Your answer is a single number: how many lines hold the word "ebenso"?
━━ RECORDED DATA ━━
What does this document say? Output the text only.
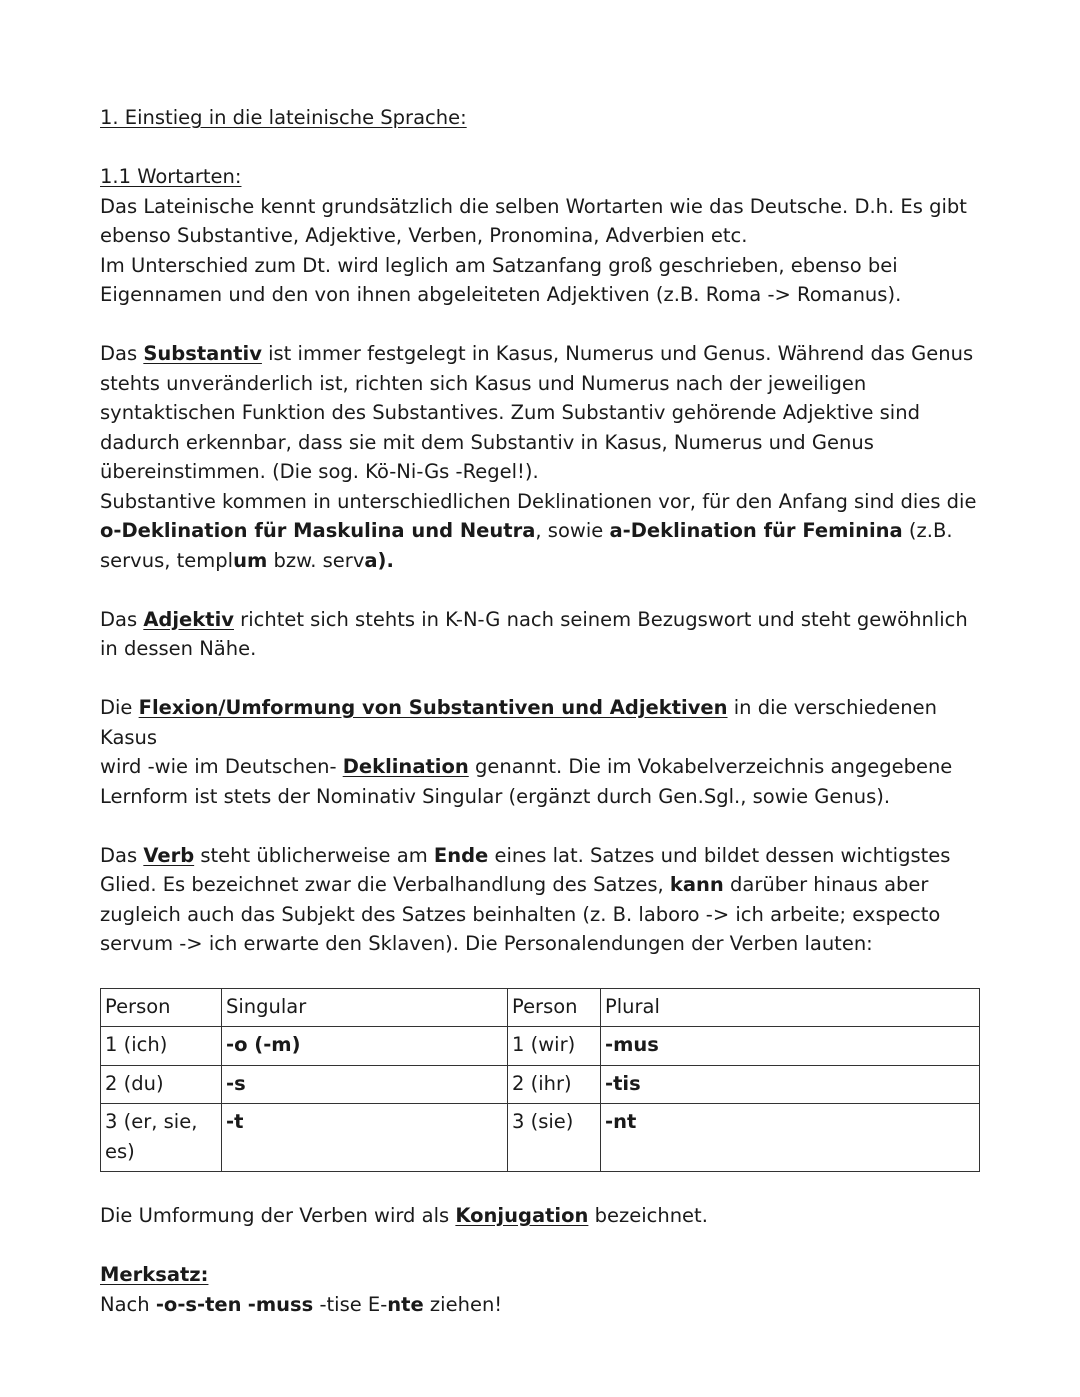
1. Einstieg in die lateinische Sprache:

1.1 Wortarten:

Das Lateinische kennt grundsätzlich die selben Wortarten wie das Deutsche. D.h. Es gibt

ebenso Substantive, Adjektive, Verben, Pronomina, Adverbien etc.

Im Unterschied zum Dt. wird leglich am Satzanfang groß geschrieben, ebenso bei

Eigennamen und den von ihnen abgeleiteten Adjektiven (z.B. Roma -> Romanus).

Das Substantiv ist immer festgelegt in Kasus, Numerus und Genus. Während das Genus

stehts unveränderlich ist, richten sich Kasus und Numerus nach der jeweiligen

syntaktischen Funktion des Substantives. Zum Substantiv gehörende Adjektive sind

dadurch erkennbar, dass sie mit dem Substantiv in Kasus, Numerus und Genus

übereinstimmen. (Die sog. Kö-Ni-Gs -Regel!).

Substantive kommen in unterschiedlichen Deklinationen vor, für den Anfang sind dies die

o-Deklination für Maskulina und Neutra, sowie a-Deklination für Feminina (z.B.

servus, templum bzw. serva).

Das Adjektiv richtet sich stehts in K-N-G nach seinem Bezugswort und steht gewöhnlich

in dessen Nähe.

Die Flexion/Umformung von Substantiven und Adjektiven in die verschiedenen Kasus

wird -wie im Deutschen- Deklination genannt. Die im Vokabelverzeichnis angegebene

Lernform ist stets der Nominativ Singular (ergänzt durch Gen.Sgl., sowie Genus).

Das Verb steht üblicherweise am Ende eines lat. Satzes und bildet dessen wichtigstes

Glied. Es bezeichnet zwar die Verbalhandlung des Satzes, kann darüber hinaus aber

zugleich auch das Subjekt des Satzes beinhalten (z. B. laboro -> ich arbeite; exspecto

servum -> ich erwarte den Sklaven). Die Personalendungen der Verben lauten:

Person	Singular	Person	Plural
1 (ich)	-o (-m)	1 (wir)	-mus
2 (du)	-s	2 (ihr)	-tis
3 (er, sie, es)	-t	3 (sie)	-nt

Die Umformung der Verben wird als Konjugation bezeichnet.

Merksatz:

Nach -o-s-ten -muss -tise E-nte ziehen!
━━━
━━ RECORDED DATA ━━
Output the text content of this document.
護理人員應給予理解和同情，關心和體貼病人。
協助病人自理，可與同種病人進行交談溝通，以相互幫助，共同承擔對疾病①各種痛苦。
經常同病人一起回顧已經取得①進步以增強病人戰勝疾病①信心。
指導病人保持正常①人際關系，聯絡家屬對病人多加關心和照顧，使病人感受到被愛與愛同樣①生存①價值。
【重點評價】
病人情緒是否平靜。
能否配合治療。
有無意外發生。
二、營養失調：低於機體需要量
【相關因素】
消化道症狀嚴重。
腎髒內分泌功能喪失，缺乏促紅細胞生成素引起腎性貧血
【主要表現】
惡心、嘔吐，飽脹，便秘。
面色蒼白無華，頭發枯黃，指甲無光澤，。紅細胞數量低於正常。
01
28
━━━
- RESPONSE TO THE EXERCISE -
2